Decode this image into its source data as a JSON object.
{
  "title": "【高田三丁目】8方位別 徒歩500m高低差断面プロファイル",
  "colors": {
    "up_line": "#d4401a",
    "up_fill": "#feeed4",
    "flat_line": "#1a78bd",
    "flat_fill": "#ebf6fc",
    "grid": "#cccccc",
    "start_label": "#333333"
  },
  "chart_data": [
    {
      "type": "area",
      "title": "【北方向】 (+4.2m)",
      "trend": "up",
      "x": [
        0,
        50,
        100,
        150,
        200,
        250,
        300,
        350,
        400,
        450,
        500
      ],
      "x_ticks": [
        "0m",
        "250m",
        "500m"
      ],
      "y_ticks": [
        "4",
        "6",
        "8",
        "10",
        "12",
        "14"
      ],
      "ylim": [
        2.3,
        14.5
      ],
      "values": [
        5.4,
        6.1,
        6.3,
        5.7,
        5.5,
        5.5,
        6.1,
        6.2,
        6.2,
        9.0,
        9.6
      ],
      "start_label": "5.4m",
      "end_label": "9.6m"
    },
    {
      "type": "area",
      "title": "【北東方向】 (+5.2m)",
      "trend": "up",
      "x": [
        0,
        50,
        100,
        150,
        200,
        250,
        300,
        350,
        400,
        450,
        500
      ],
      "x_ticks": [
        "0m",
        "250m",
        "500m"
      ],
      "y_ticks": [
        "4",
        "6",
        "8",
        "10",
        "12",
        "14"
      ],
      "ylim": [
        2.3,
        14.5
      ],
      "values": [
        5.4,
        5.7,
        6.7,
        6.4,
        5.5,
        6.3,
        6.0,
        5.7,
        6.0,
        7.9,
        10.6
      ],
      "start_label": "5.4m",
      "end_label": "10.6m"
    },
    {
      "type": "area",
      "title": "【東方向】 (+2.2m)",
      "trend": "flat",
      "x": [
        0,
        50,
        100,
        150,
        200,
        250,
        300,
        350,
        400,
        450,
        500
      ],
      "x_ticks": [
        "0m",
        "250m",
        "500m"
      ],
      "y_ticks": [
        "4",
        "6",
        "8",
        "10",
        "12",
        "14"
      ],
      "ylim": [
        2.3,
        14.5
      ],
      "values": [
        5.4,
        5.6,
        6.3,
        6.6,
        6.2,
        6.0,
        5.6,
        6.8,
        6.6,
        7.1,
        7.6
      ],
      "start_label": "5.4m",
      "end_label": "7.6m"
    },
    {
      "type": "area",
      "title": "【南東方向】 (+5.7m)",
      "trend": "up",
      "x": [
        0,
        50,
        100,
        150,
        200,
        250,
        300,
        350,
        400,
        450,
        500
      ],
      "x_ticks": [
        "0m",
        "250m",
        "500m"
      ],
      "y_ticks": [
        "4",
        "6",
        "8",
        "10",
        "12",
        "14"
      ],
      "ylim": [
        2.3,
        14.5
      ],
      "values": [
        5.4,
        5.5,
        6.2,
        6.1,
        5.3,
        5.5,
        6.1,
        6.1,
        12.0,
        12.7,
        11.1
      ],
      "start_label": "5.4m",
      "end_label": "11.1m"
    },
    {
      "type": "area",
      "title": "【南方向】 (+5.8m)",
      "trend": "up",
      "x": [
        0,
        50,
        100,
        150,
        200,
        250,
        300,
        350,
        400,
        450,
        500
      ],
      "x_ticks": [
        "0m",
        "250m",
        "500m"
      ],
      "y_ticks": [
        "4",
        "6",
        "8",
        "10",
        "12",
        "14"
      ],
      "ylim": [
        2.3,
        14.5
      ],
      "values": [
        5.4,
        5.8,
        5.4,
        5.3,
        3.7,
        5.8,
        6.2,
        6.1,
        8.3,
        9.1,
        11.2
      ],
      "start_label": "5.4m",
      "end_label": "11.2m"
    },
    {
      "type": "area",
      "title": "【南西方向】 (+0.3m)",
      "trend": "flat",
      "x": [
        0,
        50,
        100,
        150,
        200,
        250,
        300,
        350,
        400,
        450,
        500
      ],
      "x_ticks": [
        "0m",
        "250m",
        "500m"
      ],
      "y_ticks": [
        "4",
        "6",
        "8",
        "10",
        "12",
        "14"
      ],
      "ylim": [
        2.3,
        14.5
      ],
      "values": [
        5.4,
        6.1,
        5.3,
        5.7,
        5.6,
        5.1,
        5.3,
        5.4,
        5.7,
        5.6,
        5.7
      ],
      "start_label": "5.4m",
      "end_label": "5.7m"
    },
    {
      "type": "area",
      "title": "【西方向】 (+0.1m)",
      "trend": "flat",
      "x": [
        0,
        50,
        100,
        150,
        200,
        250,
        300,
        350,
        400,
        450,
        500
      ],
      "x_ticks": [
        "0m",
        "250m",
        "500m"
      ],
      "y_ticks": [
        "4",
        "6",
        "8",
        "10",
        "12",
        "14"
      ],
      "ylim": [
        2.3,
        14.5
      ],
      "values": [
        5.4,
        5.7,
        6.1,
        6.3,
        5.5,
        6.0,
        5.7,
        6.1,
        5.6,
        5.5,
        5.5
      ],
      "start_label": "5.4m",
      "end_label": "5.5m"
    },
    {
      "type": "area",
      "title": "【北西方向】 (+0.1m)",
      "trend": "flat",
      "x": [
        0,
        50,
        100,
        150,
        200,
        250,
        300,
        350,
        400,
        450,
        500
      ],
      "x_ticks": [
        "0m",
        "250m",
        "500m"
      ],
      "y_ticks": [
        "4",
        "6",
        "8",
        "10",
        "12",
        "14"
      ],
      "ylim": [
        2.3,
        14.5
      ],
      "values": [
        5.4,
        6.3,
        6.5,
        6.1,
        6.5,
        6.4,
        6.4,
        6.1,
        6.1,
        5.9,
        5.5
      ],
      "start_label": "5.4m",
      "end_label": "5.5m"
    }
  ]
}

TASK DETAILS => Return every line of the material exactly.

RESULT OF THE EXERCISE =>
Decode this image into its source data as a JSON object.
{
  "title": "【高田三丁目】8方位別 徒歩500m高低差断面プロファイル",
  "colors": {
    "up_line": "#d4401a",
    "up_fill": "#feeed4",
    "flat_line": "#1a78bd",
    "flat_fill": "#ebf6fc",
    "grid": "#cccccc",
    "start_label": "#333333"
  },
  "chart_data": [
    {
      "type": "area",
      "title": "【北方向】 (+4.2m)",
      "trend": "up",
      "x": [
        0,
        50,
        100,
        150,
        200,
        250,
        300,
        350,
        400,
        450,
        500
      ],
      "x_ticks": [
        "0m",
        "250m",
        "500m"
      ],
      "y_ticks": [
        "4",
        "6",
        "8",
        "10",
        "12",
        "14"
      ],
      "ylim": [
        2.3,
        14.5
      ],
      "values": [
        5.4,
        6.1,
        6.3,
        5.7,
        5.5,
        5.5,
        6.1,
        6.2,
        6.2,
        9.0,
        9.6
      ],
      "start_label": "5.4m",
      "end_label": "9.6m"
    },
    {
      "type": "area",
      "title": "【北東方向】 (+5.2m)",
      "trend": "up",
      "x": [
        0,
        50,
        100,
        150,
        200,
        250,
        300,
        350,
        400,
        450,
        500
      ],
      "x_ticks": [
        "0m",
        "250m",
        "500m"
      ],
      "y_ticks": [
        "4",
        "6",
        "8",
        "10",
        "12",
        "14"
      ],
      "ylim": [
        2.3,
        14.5
      ],
      "values": [
        5.4,
        5.7,
        6.7,
        6.4,
        5.5,
        6.3,
        6.0,
        5.7,
        6.0,
        7.9,
        10.6
      ],
      "start_label": "5.4m",
      "end_label": "10.6m"
    },
    {
      "type": "area",
      "title": "【東方向】 (+2.2m)",
      "trend": "flat",
      "x": [
        0,
        50,
        100,
        150,
        200,
        250,
        300,
        350,
        400,
        450,
        500
      ],
      "x_ticks": [
        "0m",
        "250m",
        "500m"
      ],
      "y_ticks": [
        "4",
        "6",
        "8",
        "10",
        "12",
        "14"
      ],
      "ylim": [
        2.3,
        14.5
      ],
      "values": [
        5.4,
        5.6,
        6.3,
        6.6,
        6.2,
        6.0,
        5.6,
        6.8,
        6.6,
        7.1,
        7.6
      ],
      "start_label": "5.4m",
      "end_label": "7.6m"
    },
    {
      "type": "area",
      "title": "【南東方向】 (+5.7m)",
      "trend": "up",
      "x": [
        0,
        50,
        100,
        150,
        200,
        250,
        300,
        350,
        400,
        450,
        500
      ],
      "x_ticks": [
        "0m",
        "250m",
        "500m"
      ],
      "y_ticks": [
        "4",
        "6",
        "8",
        "10",
        "12",
        "14"
      ],
      "ylim": [
        2.3,
        14.5
      ],
      "values": [
        5.4,
        5.5,
        6.2,
        6.1,
        5.3,
        5.5,
        6.1,
        6.1,
        12.0,
        12.7,
        11.1
      ],
      "start_label": "5.4m",
      "end_label": "11.1m"
    },
    {
      "type": "area",
      "title": "【南方向】 (+5.8m)",
      "trend": "up",
      "x": [
        0,
        50,
        100,
        150,
        200,
        250,
        300,
        350,
        400,
        450,
        500
      ],
      "x_ticks": [
        "0m",
        "250m",
        "500m"
      ],
      "y_ticks": [
        "4",
        "6",
        "8",
        "10",
        "12",
        "14"
      ],
      "ylim": [
        2.3,
        14.5
      ],
      "values": [
        5.4,
        5.8,
        5.4,
        5.3,
        3.7,
        5.8,
        6.2,
        6.1,
        8.3,
        9.1,
        11.2
      ],
      "start_label": "5.4m",
      "end_label": "11.2m"
    },
    {
      "type": "area",
      "title": "【南西方向】 (+0.3m)",
      "trend": "flat",
      "x": [
        0,
        50,
        100,
        150,
        200,
        250,
        300,
        350,
        400,
        450,
        500
      ],
      "x_ticks": [
        "0m",
        "250m",
        "500m"
      ],
      "y_ticks": [
        "4",
        "6",
        "8",
        "10",
        "12",
        "14"
      ],
      "ylim": [
        2.3,
        14.5
      ],
      "values": [
        5.4,
        6.1,
        5.3,
        5.7,
        5.6,
        5.1,
        5.3,
        5.4,
        5.7,
        5.6,
        5.7
      ],
      "start_label": "5.4m",
      "end_label": "5.7m"
    },
    {
      "type": "area",
      "title": "【西方向】 (+0.1m)",
      "trend": "flat",
      "x": [
        0,
        50,
        100,
        150,
        200,
        250,
        300,
        350,
        400,
        450,
        500
      ],
      "x_ticks": [
        "0m",
        "250m",
        "500m"
      ],
      "y_ticks": [
        "4",
        "6",
        "8",
        "10",
        "12",
        "14"
      ],
      "ylim": [
        2.3,
        14.5
      ],
      "values": [
        5.4,
        5.7,
        6.1,
        6.3,
        5.5,
        6.0,
        5.7,
        6.1,
        5.6,
        5.5,
        5.5
      ],
      "start_label": "5.4m",
      "end_label": "5.5m"
    },
    {
      "type": "area",
      "title": "【北西方向】 (+0.1m)",
      "trend": "flat",
      "x": [
        0,
        50,
        100,
        150,
        200,
        250,
        300,
        350,
        400,
        450,
        500
      ],
      "x_ticks": [
        "0m",
        "250m",
        "500m"
      ],
      "y_ticks": [
        "4",
        "6",
        "8",
        "10",
        "12",
        "14"
      ],
      "ylim": [
        2.3,
        14.5
      ],
      "values": [
        5.4,
        6.3,
        6.5,
        6.1,
        6.5,
        6.4,
        6.4,
        6.1,
        6.1,
        5.9,
        5.5
      ],
      "start_label": "5.4m",
      "end_label": "5.5m"
    }
  ]
}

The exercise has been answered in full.